**Entries**
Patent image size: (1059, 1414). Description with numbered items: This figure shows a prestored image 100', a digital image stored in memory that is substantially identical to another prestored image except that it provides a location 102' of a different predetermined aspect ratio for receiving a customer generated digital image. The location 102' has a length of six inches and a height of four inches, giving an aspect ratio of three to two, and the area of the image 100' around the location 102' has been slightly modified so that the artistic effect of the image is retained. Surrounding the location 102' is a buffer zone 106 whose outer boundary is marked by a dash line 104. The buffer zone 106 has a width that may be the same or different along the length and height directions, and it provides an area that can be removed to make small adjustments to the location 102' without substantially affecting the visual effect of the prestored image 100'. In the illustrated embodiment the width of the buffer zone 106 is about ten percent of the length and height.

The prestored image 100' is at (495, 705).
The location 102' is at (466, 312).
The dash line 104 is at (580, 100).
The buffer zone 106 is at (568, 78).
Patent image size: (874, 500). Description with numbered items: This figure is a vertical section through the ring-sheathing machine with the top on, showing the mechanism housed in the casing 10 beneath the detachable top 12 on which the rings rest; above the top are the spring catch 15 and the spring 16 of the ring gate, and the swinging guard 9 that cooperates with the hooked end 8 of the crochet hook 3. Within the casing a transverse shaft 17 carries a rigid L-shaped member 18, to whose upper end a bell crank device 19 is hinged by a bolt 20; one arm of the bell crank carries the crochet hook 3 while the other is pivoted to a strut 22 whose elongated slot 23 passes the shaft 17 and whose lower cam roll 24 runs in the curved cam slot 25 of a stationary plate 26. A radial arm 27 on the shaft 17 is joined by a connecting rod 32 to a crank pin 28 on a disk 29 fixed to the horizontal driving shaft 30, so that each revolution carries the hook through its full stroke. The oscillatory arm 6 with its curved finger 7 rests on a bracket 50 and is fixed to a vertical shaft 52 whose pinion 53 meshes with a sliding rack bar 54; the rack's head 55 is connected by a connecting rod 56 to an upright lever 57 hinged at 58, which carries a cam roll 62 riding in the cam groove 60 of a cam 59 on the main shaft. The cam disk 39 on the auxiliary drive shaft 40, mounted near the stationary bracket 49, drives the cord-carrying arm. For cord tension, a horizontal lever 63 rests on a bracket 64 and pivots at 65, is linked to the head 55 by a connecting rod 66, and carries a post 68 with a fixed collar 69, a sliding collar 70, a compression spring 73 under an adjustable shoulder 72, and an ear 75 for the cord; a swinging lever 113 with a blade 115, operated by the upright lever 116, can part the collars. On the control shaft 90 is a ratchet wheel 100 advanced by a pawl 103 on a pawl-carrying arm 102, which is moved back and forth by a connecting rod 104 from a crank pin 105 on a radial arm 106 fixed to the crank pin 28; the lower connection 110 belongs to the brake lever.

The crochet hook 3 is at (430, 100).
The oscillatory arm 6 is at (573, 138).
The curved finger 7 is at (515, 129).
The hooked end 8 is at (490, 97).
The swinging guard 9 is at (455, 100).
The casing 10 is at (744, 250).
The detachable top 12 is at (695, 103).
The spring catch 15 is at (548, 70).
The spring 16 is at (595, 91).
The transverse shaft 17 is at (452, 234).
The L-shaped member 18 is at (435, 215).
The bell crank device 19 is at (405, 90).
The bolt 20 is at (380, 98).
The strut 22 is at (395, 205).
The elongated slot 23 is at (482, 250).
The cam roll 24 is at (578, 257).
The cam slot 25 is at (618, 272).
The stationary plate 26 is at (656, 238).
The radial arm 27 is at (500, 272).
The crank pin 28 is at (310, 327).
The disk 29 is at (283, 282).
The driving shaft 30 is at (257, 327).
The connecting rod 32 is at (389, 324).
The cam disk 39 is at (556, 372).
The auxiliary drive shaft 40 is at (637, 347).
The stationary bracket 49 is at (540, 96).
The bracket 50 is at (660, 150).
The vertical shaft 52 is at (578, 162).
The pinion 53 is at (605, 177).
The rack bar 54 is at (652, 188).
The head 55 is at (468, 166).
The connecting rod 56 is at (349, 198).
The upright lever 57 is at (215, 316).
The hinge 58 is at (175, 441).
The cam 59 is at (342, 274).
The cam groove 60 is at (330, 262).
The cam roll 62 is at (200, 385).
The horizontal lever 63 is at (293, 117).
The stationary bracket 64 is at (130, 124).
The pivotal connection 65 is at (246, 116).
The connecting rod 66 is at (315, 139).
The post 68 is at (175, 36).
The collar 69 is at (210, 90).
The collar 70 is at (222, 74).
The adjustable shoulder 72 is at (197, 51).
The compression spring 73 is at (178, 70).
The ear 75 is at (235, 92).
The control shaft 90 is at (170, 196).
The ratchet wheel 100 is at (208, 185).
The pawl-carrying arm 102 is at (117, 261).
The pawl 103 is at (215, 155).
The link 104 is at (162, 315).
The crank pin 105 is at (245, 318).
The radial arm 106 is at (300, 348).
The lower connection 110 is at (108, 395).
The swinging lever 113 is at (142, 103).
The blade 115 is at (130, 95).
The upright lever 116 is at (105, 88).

**Required work**
Copy the records word for word from the start through the line containing "The dash line 104 is at (580, 100).", with both ends included.

**Correct output**
Patent image size: (1059, 1414). Description with numbered items: This figure shows a prestored image 100', a digital image stored in memory that is substantially identical to another prestored image except that it provides a location 102' of a different predetermined aspect ratio for receiving a customer generated digital image. The location 102' has a length of six inches and a height of four inches, giving an aspect ratio of three to two, and the area of the image 100' around the location 102' has been slightly modified so that the artistic effect of the image is retained. Surrounding the location 102' is a buffer zone 106 whose outer boundary is marked by a dash line 104. The buffer zone 106 has a width that may be the same or different along the length and height directions, and it provides an area that can be removed to make small adjustments to the location 102' without substantially affecting the visual effect of the prestored image 100'. In the illustrated embodiment the width of the buffer zone 106 is about ten percent of the length and height.

The prestored image 100' is at (495, 705).
The location 102' is at (466, 312).
The dash line 104 is at (580, 100).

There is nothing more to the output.